Written problem: Pull every line containing the word "médica" from the records.

Lines of data:

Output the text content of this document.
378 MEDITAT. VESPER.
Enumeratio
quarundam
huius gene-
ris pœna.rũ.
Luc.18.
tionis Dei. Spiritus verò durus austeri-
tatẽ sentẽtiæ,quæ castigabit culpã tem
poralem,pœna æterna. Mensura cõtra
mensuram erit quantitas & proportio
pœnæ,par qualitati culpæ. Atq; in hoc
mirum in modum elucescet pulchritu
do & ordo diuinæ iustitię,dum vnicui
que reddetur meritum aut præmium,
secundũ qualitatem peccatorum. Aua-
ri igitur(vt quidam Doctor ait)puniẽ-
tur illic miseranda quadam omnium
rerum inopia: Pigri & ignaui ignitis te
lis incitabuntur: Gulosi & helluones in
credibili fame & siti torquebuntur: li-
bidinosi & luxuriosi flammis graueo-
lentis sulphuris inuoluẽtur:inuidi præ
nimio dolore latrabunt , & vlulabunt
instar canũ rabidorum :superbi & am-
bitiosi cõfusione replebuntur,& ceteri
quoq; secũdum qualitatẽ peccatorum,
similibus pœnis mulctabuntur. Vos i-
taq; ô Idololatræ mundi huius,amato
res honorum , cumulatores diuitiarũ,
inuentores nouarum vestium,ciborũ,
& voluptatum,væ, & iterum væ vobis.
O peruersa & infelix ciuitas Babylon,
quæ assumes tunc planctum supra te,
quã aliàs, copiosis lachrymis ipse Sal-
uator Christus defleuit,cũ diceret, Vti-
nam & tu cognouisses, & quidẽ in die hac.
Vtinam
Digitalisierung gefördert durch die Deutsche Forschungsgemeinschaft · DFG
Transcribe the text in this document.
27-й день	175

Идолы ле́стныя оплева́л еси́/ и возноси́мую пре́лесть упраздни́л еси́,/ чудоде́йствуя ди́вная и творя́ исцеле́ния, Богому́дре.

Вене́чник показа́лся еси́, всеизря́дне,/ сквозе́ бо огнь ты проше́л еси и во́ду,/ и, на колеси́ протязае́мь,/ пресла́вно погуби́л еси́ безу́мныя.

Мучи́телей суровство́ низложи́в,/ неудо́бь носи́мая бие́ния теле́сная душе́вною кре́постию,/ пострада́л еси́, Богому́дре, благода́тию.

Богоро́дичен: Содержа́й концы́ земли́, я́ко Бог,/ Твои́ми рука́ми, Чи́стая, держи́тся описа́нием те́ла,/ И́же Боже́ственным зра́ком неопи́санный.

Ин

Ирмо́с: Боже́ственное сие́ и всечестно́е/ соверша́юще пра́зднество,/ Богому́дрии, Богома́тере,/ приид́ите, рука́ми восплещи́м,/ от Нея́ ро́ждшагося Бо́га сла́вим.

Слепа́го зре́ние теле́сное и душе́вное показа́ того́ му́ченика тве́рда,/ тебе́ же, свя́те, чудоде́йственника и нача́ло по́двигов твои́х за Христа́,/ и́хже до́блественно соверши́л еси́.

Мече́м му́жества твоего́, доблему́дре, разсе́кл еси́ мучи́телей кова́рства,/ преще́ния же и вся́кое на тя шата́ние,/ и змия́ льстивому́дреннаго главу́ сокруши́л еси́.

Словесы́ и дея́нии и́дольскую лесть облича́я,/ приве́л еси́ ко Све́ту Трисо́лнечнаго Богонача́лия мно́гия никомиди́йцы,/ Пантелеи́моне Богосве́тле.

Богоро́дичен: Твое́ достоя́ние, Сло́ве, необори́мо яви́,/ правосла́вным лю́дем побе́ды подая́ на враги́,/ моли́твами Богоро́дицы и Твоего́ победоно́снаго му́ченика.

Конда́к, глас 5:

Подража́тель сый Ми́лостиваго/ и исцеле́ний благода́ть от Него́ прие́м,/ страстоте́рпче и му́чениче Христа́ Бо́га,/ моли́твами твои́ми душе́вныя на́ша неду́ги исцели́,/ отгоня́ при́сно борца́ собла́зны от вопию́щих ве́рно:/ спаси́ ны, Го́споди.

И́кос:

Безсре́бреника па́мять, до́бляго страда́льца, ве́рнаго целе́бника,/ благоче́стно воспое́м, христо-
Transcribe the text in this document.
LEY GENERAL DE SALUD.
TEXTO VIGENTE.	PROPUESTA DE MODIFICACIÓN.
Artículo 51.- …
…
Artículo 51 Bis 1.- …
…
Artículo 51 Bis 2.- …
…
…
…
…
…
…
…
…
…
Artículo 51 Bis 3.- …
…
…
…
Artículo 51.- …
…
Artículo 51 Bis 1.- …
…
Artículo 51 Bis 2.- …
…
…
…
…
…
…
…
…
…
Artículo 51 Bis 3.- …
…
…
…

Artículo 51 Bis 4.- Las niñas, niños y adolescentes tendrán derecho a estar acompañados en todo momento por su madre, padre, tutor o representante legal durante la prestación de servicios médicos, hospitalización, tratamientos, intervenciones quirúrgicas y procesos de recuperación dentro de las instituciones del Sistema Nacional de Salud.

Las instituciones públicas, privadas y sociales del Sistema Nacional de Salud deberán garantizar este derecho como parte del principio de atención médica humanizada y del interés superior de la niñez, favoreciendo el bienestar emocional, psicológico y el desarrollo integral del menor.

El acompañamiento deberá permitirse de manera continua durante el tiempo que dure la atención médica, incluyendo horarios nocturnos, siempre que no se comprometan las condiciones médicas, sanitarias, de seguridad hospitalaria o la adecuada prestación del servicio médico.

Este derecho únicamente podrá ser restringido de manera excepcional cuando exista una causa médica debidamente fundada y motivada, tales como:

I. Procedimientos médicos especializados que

The result:
Las instituciones públicas, privadas y sociales del Sistema Nacional de Salud deberán garantizar este derecho como parte del principio de atención médica humanizada y del interés superior de la niñez, favoreciendo el bienestar emocional, psicológico y el desarrollo integral del menor.
El acompañamiento deberá permitirse de manera continua durante el tiempo que dure la atención médica, incluyendo horarios nocturnos, siempre que no se comprometan las condiciones médicas, sanitarias, de seguridad hospitalaria o la adecuada prestación del servicio médico.
Este derecho únicamente podrá ser restringido de manera excepcional cuando exista una causa médica debidamente fundada y motivada, tales como:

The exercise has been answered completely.